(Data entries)
/---
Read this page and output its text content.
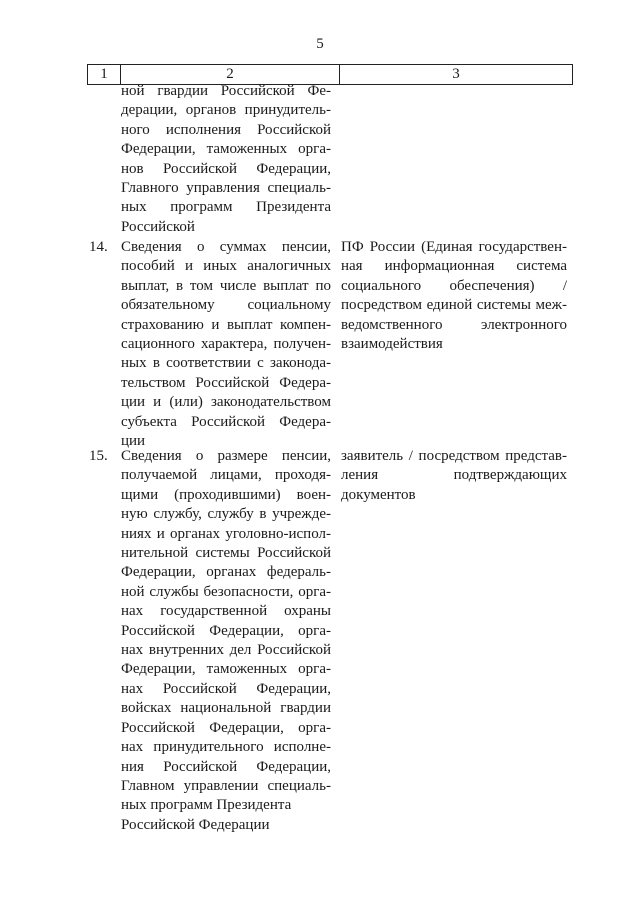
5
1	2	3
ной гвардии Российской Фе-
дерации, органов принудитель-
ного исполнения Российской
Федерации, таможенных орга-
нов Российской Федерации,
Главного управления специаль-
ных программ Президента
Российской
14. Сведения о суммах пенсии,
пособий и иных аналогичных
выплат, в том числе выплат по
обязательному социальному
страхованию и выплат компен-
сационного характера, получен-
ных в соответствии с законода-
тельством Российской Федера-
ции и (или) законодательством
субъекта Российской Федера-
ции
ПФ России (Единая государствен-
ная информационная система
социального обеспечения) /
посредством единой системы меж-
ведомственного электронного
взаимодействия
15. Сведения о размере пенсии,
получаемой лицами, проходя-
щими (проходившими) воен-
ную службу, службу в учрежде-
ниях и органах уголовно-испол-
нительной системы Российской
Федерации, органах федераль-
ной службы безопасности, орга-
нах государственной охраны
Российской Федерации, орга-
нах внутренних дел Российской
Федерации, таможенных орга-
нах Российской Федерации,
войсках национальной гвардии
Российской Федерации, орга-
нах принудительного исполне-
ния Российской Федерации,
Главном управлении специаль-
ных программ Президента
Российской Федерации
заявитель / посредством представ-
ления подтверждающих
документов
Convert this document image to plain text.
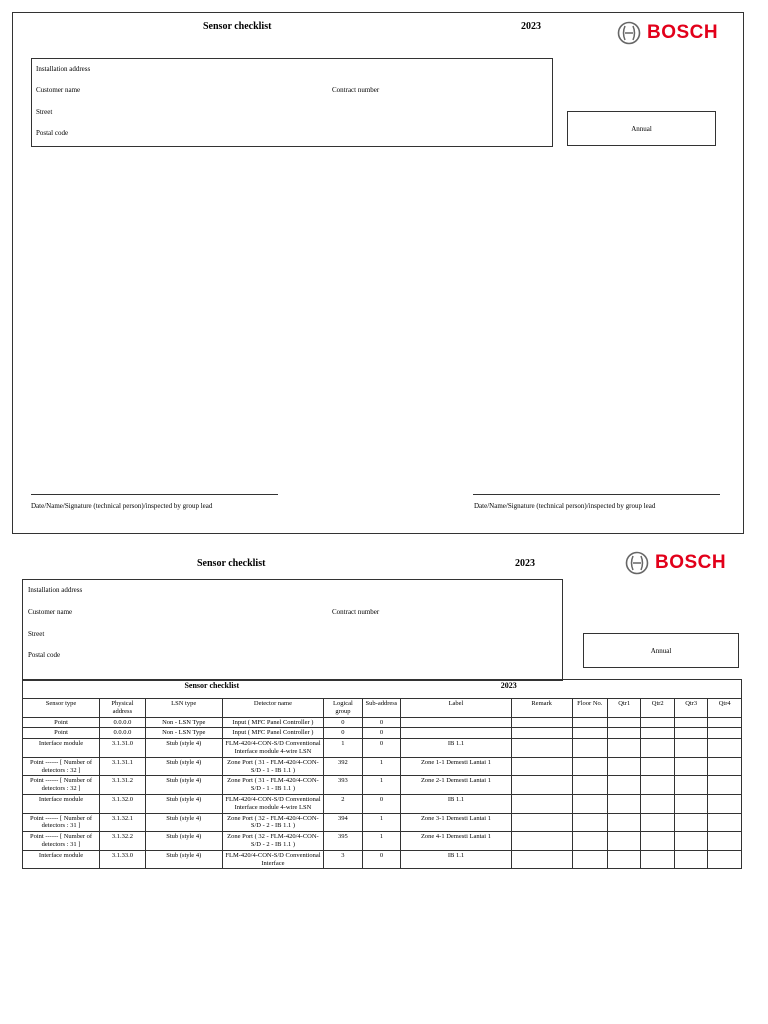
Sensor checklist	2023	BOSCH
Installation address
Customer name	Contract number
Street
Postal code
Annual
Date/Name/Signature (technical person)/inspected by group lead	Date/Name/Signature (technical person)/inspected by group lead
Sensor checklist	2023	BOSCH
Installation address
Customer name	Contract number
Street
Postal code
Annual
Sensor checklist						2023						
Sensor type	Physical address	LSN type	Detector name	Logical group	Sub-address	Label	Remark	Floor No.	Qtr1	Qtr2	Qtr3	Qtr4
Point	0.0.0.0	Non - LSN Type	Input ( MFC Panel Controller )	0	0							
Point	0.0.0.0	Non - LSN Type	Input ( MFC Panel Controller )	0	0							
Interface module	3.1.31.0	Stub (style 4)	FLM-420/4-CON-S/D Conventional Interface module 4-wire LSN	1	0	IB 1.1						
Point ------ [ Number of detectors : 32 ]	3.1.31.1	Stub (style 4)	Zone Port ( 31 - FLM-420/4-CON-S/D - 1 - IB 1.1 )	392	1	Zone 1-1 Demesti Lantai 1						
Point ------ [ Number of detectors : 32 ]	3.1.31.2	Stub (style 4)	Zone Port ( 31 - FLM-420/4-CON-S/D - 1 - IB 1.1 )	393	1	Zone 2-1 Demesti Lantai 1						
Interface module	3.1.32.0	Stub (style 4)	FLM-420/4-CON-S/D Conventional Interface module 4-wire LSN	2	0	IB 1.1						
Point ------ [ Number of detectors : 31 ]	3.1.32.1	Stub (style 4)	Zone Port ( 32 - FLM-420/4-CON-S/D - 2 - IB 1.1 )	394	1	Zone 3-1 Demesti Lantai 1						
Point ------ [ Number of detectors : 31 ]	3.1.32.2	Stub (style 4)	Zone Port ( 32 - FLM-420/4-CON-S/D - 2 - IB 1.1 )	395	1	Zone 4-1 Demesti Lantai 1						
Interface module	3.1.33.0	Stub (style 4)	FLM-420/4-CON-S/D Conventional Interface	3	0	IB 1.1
\---
/---
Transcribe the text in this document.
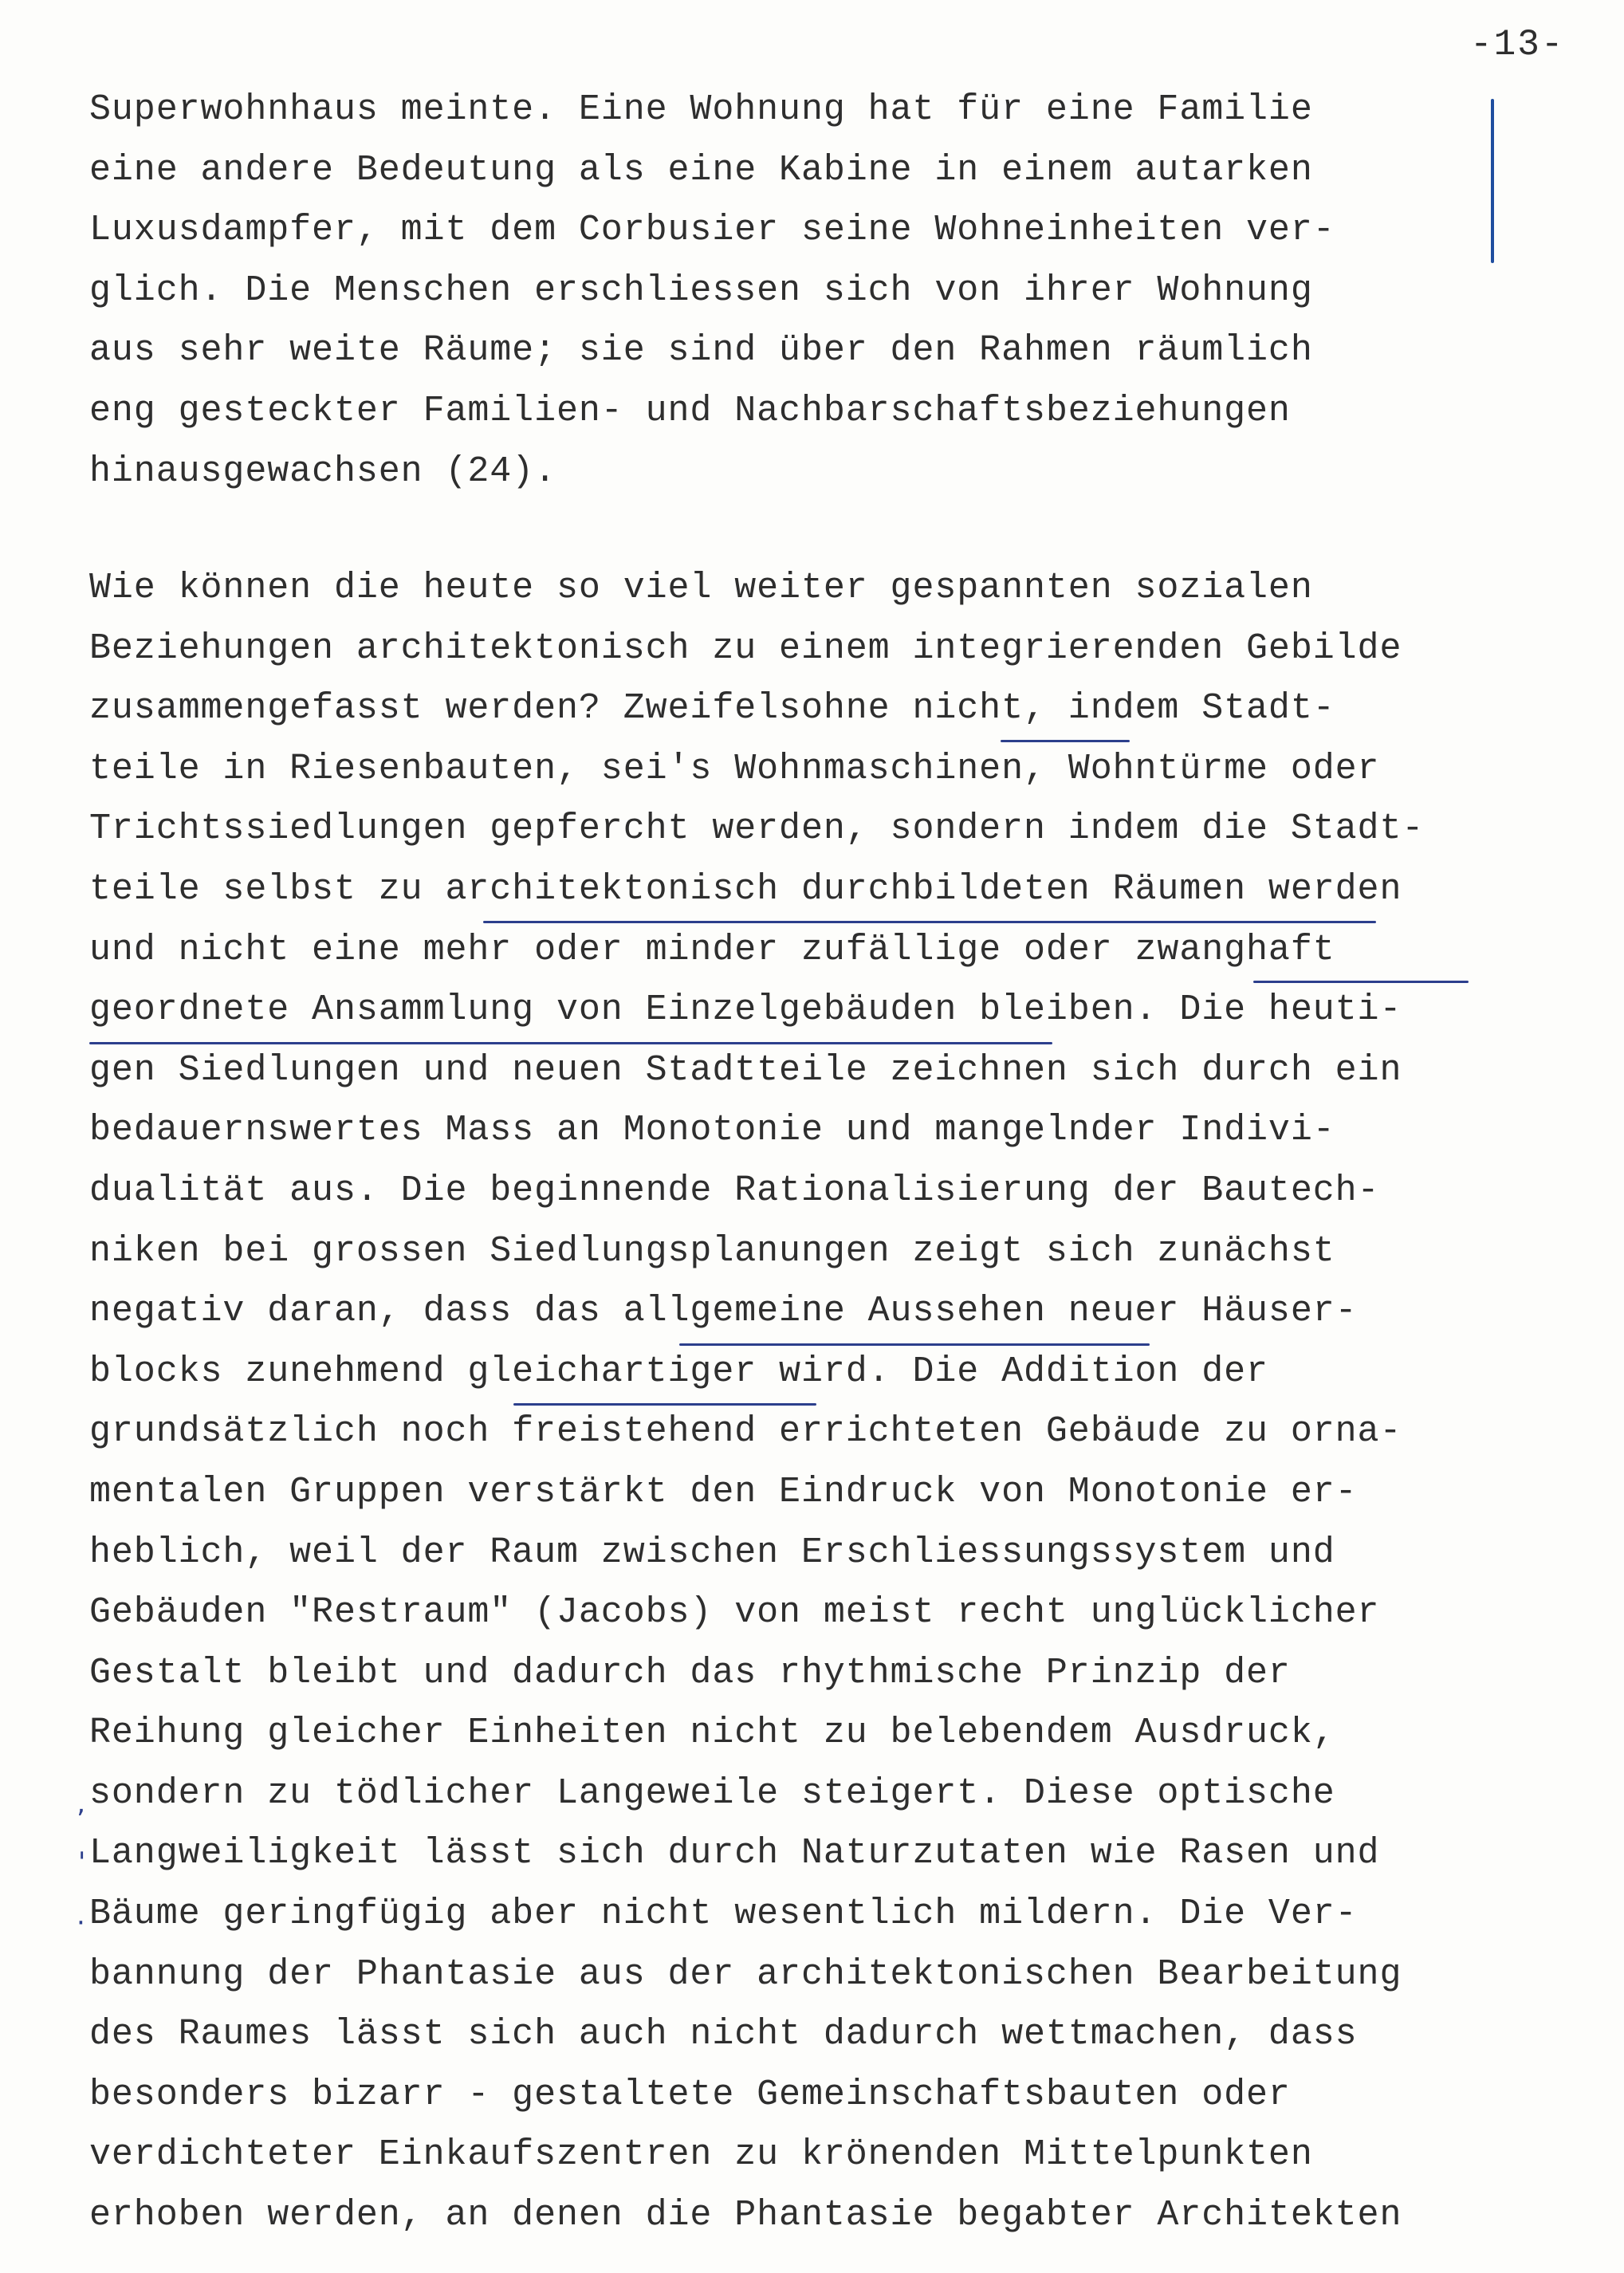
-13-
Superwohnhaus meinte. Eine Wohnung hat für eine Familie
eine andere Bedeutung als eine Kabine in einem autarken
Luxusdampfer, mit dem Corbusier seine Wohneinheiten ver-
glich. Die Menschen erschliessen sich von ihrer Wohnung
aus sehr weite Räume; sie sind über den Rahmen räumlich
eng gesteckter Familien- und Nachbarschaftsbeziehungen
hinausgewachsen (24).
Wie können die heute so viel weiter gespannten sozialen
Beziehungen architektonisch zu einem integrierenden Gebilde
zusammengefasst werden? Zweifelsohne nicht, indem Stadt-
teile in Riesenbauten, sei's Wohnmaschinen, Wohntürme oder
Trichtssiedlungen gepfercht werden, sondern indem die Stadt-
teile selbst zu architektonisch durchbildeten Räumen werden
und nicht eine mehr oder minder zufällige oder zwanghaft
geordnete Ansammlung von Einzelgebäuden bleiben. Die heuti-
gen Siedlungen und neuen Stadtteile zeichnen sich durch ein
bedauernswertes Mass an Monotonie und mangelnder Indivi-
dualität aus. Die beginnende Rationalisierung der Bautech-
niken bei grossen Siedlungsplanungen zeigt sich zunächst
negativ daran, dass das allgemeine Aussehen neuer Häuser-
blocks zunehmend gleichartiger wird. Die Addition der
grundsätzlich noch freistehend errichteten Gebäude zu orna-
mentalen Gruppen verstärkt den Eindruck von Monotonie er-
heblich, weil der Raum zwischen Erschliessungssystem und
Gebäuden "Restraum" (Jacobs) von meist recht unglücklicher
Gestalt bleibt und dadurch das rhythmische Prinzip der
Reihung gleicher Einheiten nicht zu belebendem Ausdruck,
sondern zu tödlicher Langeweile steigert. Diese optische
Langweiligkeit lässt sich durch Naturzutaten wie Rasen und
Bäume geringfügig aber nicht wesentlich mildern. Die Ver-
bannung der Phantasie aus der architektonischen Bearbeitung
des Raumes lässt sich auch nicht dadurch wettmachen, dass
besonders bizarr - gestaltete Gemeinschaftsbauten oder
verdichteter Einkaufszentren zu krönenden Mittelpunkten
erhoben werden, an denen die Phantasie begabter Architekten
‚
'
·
\---
(What is needed) Look through the data and show every line containing "werden".

(Completed exercise)
zusammengefasst werden? Zweifelsohne nicht, indem Stadt-
Trichtssiedlungen gepfercht werden, sondern indem die Stadt-
teile selbst zu architektonisch durchbildeten Räumen werden
erhoben werden, an denen die Phantasie begabter Architekten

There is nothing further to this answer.